* [PROBLEM DESCRIPTION]:
Report only how many lines hold the word "name".

* [INPUT RECORDS]:
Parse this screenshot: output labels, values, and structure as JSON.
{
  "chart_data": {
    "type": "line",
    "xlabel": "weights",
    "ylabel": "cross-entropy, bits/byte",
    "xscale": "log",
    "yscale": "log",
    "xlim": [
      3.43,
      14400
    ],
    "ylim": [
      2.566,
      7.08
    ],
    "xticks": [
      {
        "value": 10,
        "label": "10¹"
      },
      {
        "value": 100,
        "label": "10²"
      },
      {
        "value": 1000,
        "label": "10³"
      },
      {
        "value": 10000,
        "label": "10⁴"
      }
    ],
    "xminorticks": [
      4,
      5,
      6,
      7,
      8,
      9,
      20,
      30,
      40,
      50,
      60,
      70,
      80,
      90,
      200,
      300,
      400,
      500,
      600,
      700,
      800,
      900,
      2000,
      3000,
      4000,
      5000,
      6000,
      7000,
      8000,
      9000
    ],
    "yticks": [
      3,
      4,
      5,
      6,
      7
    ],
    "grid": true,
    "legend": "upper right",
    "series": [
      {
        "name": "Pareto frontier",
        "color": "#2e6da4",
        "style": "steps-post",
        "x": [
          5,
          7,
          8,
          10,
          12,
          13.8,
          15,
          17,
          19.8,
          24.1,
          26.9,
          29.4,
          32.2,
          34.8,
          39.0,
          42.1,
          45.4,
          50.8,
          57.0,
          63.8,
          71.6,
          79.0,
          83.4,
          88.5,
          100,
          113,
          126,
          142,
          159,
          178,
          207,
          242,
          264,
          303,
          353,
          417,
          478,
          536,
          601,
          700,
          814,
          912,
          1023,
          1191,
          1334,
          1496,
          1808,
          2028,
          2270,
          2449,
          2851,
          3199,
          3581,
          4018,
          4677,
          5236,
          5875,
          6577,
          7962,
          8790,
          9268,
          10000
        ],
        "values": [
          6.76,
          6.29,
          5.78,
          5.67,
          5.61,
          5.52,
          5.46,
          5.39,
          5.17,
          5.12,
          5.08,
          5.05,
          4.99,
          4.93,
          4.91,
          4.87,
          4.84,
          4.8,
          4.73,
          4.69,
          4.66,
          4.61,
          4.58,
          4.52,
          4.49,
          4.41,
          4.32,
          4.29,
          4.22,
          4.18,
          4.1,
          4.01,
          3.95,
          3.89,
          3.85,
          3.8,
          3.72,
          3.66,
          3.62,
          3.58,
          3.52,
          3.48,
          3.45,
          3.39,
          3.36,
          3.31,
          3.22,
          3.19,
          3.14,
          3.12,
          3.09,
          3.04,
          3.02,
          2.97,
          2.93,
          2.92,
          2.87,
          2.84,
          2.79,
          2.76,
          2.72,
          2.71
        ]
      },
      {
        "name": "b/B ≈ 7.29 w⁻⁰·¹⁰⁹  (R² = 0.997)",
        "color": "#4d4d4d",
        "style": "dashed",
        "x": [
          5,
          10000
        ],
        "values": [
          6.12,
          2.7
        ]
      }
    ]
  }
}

* [FULL ANSWER]:
2